#### DIRECTIONS FOR THIS TASK
Could you print all the entries exactly?

#### Saved entries
-------

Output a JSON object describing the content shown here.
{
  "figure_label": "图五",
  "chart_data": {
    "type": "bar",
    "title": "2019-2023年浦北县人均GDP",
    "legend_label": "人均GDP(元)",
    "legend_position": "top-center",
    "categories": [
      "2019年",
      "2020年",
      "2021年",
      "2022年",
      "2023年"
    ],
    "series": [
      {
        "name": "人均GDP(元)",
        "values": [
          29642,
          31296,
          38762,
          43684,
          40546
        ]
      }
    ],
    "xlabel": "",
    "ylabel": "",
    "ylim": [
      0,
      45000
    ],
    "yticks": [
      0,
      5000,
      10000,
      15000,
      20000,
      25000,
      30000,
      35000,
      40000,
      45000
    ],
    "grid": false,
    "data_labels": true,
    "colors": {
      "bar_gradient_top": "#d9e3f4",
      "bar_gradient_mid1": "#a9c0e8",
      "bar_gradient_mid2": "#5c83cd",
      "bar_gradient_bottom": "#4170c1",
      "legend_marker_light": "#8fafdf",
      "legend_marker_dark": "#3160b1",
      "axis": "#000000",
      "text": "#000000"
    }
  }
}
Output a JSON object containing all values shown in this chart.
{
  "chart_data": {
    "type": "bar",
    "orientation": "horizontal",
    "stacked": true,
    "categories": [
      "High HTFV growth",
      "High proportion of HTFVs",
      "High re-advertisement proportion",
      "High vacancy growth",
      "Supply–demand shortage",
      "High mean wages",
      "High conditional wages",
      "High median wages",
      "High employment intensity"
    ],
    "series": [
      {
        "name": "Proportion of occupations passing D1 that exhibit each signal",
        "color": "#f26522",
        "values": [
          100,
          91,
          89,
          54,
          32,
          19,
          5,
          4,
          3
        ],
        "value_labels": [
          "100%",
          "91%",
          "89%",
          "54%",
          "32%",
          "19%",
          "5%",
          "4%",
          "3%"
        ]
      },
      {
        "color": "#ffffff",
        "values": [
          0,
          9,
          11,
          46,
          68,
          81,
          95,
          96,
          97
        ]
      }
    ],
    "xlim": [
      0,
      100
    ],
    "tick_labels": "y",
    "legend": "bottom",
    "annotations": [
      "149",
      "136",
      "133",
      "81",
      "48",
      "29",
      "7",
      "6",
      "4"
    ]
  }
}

-------

#### RIGHT ANSWER
Output a JSON object describing the content shown here.
{
  "figure_label": "图五",
  "chart_data": {
    "type": "bar",
    "title": "2019-2023年浦北县人均GDP",
    "legend_label": "人均GDP(元)",
    "legend_position": "top-center",
    "categories": [
      "2019年",
      "2020年",
      "2021年",
      "2022年",
      "2023年"
    ],
    "series": [
      {
        "name": "人均GDP(元)",
        "values": [
          29642,
          31296,
          38762,
          43684,
          40546
        ]
      }
    ],
    "xlabel": "",
    "ylabel": "",
    "ylim": [
      0,
      45000
    ],
    "yticks": [
      0,
      5000,
      10000,
      15000,
      20000,
      25000,
      30000,
      35000,
      40000,
      45000
    ],
    "grid": false,
    "data_labels": true,
    "colors": {
      "bar_gradient_top": "#d9e3f4",
      "bar_gradient_mid1": "#a9c0e8",
      "bar_gradient_mid2": "#5c83cd",
      "bar_gradient_bottom": "#4170c1",
      "legend_marker_light": "#8fafdf",
      "legend_marker_dark": "#3160b1",
      "axis": "#000000",
      "text": "#000000"
    }
  }
}
Output a JSON object containing all values shown in this chart.
{
  "chart_data": {
    "type": "bar",
    "orientation": "horizontal",
    "stacked": true,
    "categories": [
      "High HTFV growth",
      "High proportion of HTFVs",
      "High re-advertisement proportion",
      "High vacancy growth",
      "Supply–demand shortage",
      "High mean wages",
      "High conditional wages",
      "High median wages",
      "High employment intensity"
    ],
    "series": [
      {
        "name": "Proportion of occupations passing D1 that exhibit each signal",
        "color": "#f26522",
        "values": [
          100,
          91,
          89,
          54,
          32,
          19,
          5,
          4,
          3
        ],
        "value_labels": [
          "100%",
          "91%",
          "89%",
          "54%",
          "32%",
          "19%",
          "5%",
          "4%",
          "3%"
        ]
      },
      {
        "color": "#ffffff",
        "values": [
          0,
          9,
          11,
          46,
          68,
          81,
          95,
          96,
          97
        ]
      }
    ],
    "xlim": [
      0,
      100
    ],
    "tick_labels": "y",
    "legend": "bottom",
    "annotations": [
      "149",
      "136",
      "133",
      "81",
      "48",
      "29",
      "7",
      "6",
      "4"
    ]
  }
}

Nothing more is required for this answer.